**Problem requirements**
Search the records below for the word "Shader" and show every line where it occurs.

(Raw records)
%%
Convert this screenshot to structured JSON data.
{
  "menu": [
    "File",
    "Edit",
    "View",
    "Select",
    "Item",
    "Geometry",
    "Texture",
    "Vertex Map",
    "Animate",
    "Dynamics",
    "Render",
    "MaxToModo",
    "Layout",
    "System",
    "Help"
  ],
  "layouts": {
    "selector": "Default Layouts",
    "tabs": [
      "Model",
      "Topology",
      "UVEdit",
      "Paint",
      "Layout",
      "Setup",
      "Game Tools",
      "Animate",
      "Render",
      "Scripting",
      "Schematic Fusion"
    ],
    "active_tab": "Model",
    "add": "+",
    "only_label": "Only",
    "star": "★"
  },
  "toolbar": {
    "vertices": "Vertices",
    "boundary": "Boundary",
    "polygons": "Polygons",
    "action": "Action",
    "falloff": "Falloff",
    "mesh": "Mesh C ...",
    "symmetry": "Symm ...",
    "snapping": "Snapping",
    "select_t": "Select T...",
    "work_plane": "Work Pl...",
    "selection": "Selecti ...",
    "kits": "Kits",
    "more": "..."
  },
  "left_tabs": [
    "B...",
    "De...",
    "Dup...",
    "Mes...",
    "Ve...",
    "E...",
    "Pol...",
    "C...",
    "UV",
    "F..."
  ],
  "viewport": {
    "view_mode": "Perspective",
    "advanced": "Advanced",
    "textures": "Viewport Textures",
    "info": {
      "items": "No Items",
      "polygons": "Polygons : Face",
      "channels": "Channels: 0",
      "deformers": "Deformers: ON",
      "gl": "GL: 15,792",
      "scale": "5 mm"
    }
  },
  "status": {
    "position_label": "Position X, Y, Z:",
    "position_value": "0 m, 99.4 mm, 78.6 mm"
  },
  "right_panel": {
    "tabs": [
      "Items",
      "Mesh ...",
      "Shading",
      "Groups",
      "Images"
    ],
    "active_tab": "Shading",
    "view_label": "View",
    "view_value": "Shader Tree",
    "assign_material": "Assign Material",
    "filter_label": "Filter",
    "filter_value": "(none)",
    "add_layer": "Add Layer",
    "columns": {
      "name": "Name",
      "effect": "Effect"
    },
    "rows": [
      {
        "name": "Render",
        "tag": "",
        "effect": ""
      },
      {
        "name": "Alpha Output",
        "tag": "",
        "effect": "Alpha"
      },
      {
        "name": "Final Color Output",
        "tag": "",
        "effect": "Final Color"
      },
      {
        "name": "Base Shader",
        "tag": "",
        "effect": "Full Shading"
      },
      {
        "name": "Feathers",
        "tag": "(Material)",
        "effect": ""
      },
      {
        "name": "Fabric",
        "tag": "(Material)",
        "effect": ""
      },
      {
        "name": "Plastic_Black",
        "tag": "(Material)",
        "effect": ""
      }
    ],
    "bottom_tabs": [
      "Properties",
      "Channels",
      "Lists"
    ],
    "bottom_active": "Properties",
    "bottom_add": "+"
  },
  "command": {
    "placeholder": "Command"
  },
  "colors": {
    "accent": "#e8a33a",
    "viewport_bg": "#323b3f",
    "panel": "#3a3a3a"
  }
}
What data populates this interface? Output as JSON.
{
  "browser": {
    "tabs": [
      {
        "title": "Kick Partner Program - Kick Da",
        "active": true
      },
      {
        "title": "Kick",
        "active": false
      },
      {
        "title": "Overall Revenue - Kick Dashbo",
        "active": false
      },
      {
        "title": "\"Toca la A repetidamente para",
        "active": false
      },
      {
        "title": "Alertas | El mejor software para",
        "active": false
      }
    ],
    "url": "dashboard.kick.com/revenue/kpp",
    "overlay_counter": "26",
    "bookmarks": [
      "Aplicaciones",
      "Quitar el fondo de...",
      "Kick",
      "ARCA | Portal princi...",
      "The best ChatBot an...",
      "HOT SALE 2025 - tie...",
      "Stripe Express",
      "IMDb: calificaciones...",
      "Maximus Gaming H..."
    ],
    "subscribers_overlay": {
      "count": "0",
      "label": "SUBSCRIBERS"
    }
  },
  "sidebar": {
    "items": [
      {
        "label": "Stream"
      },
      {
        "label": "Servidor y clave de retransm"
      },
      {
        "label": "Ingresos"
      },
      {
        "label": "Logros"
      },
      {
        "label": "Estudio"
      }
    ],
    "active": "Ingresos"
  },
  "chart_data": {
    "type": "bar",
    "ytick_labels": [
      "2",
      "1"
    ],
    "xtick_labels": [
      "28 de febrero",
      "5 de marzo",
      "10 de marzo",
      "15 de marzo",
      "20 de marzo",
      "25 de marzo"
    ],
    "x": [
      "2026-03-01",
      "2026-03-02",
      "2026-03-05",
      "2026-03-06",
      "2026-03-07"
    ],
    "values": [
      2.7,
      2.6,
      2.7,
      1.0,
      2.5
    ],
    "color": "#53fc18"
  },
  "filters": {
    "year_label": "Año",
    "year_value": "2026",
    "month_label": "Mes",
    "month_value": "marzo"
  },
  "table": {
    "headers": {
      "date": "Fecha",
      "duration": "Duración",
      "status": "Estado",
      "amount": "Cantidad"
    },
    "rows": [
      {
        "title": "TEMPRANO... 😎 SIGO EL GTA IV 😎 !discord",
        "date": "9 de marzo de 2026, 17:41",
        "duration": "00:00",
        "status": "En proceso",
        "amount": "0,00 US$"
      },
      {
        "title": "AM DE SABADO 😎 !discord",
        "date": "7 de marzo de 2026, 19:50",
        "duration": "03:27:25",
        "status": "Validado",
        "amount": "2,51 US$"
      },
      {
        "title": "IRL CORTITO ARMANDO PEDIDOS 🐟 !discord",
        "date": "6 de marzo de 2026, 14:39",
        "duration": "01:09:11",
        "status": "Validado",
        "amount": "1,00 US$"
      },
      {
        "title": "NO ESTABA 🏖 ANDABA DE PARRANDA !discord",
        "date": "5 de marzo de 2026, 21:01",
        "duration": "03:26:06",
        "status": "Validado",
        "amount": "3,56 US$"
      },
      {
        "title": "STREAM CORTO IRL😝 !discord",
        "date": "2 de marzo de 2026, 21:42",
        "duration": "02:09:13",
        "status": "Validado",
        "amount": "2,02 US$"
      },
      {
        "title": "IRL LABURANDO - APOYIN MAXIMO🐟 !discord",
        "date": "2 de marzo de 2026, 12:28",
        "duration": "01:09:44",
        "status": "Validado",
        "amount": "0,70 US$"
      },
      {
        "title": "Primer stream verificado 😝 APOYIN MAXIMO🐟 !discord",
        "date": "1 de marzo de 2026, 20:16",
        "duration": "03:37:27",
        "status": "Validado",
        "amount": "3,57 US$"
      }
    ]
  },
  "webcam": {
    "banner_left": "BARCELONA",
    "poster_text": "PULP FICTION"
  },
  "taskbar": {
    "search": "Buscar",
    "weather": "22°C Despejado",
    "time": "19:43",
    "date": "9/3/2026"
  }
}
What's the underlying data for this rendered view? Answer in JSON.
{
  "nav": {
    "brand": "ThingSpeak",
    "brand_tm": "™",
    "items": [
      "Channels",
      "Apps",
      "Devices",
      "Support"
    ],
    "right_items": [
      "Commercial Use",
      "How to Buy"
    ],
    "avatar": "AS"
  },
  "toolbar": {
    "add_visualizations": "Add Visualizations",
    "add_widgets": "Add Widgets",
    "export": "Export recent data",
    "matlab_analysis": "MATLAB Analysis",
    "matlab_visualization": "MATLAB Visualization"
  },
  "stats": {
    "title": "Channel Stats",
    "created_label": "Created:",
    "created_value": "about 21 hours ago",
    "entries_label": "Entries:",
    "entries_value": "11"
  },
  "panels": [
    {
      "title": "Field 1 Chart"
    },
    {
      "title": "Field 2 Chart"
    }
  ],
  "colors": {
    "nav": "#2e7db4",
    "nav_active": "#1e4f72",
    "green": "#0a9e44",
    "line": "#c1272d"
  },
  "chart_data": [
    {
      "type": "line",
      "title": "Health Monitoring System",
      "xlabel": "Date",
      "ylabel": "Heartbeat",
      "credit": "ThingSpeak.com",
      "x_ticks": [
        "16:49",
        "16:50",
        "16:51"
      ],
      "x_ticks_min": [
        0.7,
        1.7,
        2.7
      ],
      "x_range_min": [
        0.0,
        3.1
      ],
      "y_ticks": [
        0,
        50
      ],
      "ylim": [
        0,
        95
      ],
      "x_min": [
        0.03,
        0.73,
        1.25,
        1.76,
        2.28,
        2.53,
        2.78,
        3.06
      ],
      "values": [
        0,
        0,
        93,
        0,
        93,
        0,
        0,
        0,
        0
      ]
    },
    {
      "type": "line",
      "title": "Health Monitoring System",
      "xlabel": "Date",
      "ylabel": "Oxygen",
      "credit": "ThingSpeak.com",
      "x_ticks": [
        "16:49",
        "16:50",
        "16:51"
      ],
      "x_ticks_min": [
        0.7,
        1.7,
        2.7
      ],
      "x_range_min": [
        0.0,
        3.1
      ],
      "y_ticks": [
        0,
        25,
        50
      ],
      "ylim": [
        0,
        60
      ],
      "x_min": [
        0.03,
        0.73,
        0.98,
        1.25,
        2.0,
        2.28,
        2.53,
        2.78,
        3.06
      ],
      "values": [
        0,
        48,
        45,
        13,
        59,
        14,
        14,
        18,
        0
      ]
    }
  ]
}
%%
**Full answer**
    "view_value": "Shader Tree",
        "name": "Base Shader",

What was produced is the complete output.